Passage to read:
RETURN

It's such a beautiful day for a change we decided to do the
laundry...Seeing the clothes strung out on the lines took me back in
time to when I was a little girl growing up on a farm near Dresden in W.
TN...Washday started very early at our house , as there was a lot to
do...The boys had drug up limbs out of the woods the day before, and set
the legs of the old black kittle up on tin cans so they could build a
fire under it...We knew to be careful around that fire,'cause Mama's aunt
Margaret Bell's long dress caught on fire when she was washing, and she
burnt to death .

We drawed up water till the kittle was filled nearly to the top and
built the fire under it ,set up the tubs and filled them part way with
buckets of water....Mama mixed up the blueing, and a pan of starch...then
she carefully toted buckets of hot water from the steaming wash kittle
and mixed it with the cold water in the wash and rinse tubs till it was
hot enough to just barely keep your hand in....Clothes were sorted into
piles ...Delicate white clothes on down to the work overalls....and then
the mop rags, etc...

Lye soap made back after we killed hogs in the Fall was rubbed onto the
ridges of the scrub board, and the backbreaking job of scrubbing clothes
for 10 people began...Whites were boiled in the kittle, put through the
wash tub if necessary then in the bluing to make them sparkling white...{
This part of boiling the clothes is a little unclear after all these
years .} Bleach mixed with water was used in there , too. When he was
about 5 ,brother Jerry got a jar of this bleach water down off a shelf
in the well house so little sister Reba could drink it.....As I remember
, he had trouble sitting down for quite awhile...Sis seemed none the
worse for wear, but has trouble with her throat all these many years
later...and we wonder...

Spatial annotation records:
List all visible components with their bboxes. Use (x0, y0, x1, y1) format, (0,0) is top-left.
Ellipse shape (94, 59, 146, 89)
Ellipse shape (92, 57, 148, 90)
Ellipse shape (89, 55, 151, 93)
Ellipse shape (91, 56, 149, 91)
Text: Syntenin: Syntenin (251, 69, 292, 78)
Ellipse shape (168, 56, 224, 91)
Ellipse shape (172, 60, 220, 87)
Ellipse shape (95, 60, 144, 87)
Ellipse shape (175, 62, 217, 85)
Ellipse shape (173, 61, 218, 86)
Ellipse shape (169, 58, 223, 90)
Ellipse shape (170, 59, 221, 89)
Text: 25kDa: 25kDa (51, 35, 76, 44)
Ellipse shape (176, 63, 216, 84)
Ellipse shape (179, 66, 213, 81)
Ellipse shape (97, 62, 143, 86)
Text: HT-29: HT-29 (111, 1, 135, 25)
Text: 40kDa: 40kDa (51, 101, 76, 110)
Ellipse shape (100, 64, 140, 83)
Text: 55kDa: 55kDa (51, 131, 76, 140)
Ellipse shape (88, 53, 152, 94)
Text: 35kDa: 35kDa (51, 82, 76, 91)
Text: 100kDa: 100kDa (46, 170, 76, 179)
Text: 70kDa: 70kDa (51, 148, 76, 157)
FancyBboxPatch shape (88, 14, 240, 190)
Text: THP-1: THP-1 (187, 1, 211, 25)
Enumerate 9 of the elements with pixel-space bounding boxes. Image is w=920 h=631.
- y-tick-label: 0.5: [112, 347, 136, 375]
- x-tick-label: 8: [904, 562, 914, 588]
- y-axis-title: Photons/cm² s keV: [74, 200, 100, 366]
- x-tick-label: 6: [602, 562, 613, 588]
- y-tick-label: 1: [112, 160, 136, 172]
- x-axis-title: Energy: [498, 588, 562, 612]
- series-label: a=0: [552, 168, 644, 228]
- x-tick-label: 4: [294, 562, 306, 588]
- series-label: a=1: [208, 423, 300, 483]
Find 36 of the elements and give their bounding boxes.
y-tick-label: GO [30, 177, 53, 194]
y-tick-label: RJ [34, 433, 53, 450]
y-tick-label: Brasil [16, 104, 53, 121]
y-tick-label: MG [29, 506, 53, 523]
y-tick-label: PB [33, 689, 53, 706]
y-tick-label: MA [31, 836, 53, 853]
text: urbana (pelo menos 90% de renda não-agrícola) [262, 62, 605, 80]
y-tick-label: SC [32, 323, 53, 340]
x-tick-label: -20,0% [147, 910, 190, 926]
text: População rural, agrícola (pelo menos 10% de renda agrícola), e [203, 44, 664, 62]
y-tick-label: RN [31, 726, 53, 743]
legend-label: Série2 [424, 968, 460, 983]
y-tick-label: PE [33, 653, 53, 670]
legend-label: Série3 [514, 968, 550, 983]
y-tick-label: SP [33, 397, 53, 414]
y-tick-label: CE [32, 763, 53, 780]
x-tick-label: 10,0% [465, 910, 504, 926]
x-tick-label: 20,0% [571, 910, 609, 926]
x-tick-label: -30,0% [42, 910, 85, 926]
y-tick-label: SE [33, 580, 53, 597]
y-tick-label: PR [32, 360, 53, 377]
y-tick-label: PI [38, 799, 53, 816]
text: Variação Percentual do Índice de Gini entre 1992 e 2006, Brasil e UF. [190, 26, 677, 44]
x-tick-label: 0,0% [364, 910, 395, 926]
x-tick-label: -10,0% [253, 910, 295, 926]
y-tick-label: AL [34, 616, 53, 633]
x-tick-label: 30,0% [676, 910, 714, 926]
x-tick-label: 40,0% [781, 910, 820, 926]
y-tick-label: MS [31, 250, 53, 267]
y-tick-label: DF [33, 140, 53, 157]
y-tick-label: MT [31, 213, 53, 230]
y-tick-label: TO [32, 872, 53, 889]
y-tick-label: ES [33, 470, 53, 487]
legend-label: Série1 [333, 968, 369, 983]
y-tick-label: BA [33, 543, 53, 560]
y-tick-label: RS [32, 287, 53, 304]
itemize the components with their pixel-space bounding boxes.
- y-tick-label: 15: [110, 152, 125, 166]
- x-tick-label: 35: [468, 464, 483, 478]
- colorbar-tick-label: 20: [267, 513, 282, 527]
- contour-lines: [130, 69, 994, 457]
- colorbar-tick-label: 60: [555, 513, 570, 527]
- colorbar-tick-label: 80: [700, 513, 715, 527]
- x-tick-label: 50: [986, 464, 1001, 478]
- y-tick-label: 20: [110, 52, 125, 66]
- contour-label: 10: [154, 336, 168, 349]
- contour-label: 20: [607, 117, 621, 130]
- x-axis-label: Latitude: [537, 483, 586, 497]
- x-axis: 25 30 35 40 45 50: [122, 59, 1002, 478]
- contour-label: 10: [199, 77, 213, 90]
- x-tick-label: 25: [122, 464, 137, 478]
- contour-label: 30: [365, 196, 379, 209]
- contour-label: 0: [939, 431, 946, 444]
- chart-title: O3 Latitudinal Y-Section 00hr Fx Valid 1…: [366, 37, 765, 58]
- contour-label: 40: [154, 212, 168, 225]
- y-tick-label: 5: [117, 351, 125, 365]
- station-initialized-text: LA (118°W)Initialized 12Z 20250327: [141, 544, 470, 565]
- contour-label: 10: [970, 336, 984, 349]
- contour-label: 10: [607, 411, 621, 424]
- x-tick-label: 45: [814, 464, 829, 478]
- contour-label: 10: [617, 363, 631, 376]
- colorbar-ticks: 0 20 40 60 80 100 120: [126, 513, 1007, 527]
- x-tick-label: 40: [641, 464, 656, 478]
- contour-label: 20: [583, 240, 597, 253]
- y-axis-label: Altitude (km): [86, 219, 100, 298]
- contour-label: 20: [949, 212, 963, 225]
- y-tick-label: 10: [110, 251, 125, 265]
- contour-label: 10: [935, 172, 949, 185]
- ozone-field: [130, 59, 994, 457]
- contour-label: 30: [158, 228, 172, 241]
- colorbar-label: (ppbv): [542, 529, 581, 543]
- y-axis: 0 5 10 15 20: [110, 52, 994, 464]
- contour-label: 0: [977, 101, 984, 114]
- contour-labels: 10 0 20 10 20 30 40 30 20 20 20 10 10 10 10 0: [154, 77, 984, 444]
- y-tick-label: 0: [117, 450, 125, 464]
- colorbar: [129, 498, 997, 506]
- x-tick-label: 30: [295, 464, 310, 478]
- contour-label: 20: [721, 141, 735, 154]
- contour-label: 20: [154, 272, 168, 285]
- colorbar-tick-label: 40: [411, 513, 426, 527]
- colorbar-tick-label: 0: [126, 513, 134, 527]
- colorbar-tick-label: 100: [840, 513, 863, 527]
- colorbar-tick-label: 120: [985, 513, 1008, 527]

Tasks to perform:
1 – Please print the part of the washday text starting with "Lye soap made" and going on through "later...and we wonder...".
2 – In one to three sentences, explain why, according to the washday text, the children knew to be careful around the fire.
The records have no connection to the text.

Responses to the exercise:
1 –
Lye soap made back after we killed hogs in the Fall was rubbed onto the
ridges of the scrub board, and the backbreaking job of scrubbing clothes
for 10 people began...Whites were boiled in the kittle, put through the
wash tub if necessary then in the bluing to make them sparkling white...{
This part of boiling the clothes is a little unclear after all these
years .} Bleach mixed with water was used in there , too. When he was
about 5 ,brother Jerry got a jar of this bleach water down off a shelf
in the well house so little sister Reba could drink it.....As I remember
, he had trouble sitting down for quite awhile...Sis seemed none the
worse for wear, but has trouble with her throat all these many years
later...and we wonder...

2 – They knew to be careful because Mama's aunt, Margaret Bell, burned to death when her long dress caught on fire while she was washing.